**Material supplied:**
::::::::
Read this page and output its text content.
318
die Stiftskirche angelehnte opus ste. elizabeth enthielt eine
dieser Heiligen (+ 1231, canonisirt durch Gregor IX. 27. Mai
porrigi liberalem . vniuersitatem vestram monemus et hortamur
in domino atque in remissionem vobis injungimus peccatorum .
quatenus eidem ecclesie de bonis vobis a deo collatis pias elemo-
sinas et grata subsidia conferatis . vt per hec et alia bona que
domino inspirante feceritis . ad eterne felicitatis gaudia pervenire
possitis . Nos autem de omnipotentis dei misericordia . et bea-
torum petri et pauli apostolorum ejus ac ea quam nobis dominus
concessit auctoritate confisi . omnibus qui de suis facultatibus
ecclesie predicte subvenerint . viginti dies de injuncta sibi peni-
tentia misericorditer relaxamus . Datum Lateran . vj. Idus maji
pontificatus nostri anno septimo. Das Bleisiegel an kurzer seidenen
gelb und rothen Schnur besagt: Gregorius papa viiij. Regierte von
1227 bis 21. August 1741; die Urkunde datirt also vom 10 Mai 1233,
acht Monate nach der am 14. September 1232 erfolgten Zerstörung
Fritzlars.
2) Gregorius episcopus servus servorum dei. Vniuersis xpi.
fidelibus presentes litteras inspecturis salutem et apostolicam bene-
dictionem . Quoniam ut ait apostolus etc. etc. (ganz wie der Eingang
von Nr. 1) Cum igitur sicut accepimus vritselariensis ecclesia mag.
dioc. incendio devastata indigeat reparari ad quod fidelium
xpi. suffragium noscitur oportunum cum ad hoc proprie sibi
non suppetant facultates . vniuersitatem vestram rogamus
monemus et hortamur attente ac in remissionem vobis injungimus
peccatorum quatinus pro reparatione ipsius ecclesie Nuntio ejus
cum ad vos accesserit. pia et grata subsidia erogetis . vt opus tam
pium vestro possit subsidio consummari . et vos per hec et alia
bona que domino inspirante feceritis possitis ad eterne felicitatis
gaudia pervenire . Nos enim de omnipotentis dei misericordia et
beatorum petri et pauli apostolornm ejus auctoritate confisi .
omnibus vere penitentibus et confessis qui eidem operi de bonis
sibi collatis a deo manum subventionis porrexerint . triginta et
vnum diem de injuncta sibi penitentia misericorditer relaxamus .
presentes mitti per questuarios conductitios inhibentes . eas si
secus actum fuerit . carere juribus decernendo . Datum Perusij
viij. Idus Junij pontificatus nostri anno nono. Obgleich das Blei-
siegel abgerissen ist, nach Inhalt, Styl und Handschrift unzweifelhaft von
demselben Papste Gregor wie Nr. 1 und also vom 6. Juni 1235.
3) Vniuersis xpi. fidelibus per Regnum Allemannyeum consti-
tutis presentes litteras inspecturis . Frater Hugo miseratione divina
::::::::
Return all of the data precisely as it appears.

**Task solution:**
Read this page and output its text content.
318
die Stiftskirche angelehnte opus ste. elizabeth enthielt eine
dieser Heiligen (+ 1231, canonisirt durch Gregor IX. 27. Mai
porrigi liberalem . vniuersitatem vestram monemus et hortamur
in domino atque in remissionem vobis injungimus peccatorum .
quatenus eidem ecclesie de bonis vobis a deo collatis pias elemo-
sinas et grata subsidia conferatis . vt per hec et alia bona que
domino inspirante feceritis . ad eterne felicitatis gaudia pervenire
possitis . Nos autem de omnipotentis dei misericordia . et bea-
torum petri et pauli apostolorum ejus ac ea quam nobis dominus
concessit auctoritate confisi . omnibus qui de suis facultatibus
ecclesie predicte subvenerint . viginti dies de injuncta sibi peni-
tentia misericorditer relaxamus . Datum Lateran . vj. Idus maji
pontificatus nostri anno septimo. Das Bleisiegel an kurzer seidenen
gelb und rothen Schnur besagt: Gregorius papa viiij. Regierte von
1227 bis 21. August 1741; die Urkunde datirt also vom 10 Mai 1233,
acht Monate nach der am 14. September 1232 erfolgten Zerstörung
Fritzlars.
2) Gregorius episcopus servus servorum dei. Vniuersis xpi.
fidelibus presentes litteras inspecturis salutem et apostolicam bene-
dictionem . Quoniam ut ait apostolus etc. etc. (ganz wie der Eingang
von Nr. 1) Cum igitur sicut accepimus vritselariensis ecclesia mag.
dioc. incendio devastata indigeat reparari ad quod fidelium
xpi. suffragium noscitur oportunum cum ad hoc proprie sibi
non suppetant facultates . vniuersitatem vestram rogamus
monemus et hortamur attente ac in remissionem vobis injungimus
peccatorum quatinus pro reparatione ipsius ecclesie Nuntio ejus
cum ad vos accesserit. pia et grata subsidia erogetis . vt opus tam
pium vestro possit subsidio consummari . et vos per hec et alia
bona que domino inspirante feceritis possitis ad eterne felicitatis
gaudia pervenire . Nos enim de omnipotentis dei misericordia et
beatorum petri et pauli apostolornm ejus auctoritate confisi .
omnibus vere penitentibus et confessis qui eidem operi de bonis
sibi collatis a deo manum subventionis porrexerint . triginta et
vnum diem de injuncta sibi penitentia misericorditer relaxamus .
presentes mitti per questuarios conductitios inhibentes . eas si
secus actum fuerit . carere juribus decernendo . Datum Perusij
viij. Idus Junij pontificatus nostri anno nono. Obgleich das Blei-
siegel abgerissen ist, nach Inhalt, Styl und Handschrift unzweifelhaft von
demselben Papste Gregor wie Nr. 1 und also vom 6. Juni 1235.
3) Vniuersis xpi. fidelibus per Regnum Allemannyeum consti-
tutis presentes litteras inspecturis . Frater Hugo miseratione divina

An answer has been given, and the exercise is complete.